» OBJECTIVE: Read the lines that follow and pick out every one containing the word "úhelníka".

[Stored records]
__________________________________________________

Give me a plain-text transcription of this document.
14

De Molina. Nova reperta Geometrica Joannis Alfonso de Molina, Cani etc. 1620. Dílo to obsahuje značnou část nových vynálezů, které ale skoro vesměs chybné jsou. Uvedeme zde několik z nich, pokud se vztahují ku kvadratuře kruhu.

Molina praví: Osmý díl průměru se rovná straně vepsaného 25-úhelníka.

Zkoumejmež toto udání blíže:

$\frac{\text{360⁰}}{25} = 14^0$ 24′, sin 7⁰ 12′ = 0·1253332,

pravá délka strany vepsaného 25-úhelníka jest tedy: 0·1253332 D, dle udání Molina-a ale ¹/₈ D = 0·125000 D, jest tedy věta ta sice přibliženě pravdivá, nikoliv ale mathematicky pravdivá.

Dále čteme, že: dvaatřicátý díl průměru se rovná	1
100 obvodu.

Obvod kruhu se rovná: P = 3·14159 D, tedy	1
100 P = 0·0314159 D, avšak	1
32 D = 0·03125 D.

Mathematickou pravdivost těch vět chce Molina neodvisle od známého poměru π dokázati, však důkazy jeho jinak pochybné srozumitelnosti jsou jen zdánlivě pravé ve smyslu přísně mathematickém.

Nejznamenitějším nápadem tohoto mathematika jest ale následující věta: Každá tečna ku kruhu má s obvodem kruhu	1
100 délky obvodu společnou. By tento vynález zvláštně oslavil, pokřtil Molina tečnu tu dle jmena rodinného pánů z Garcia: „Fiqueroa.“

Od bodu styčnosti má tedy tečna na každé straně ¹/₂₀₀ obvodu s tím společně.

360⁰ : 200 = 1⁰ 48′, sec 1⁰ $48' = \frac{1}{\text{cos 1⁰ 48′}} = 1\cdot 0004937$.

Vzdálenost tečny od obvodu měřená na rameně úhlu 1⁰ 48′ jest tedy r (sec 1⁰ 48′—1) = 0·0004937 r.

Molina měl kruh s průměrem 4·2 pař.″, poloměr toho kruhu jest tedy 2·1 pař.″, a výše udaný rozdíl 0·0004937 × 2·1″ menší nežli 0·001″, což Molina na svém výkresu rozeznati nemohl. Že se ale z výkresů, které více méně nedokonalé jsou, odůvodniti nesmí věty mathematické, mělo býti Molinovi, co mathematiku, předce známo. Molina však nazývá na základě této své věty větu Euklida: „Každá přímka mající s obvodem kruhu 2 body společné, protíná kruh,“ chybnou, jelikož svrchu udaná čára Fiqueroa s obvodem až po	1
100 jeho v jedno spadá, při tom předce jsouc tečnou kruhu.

__________________________________________________

» RESULT BELOW:
Molina praví: Osmý díl průměru se rovná straně vepsaného 25-úhelníka.
pravá délka strany vepsaného 25-úhelníka jest tedy: 0·1253332 D, dle udání Molina-a ale ¹/₈ D = 0·125000 D, jest tedy věta ta sice přibliženě pravdivá, nikoliv ale mathematicky pravdivá.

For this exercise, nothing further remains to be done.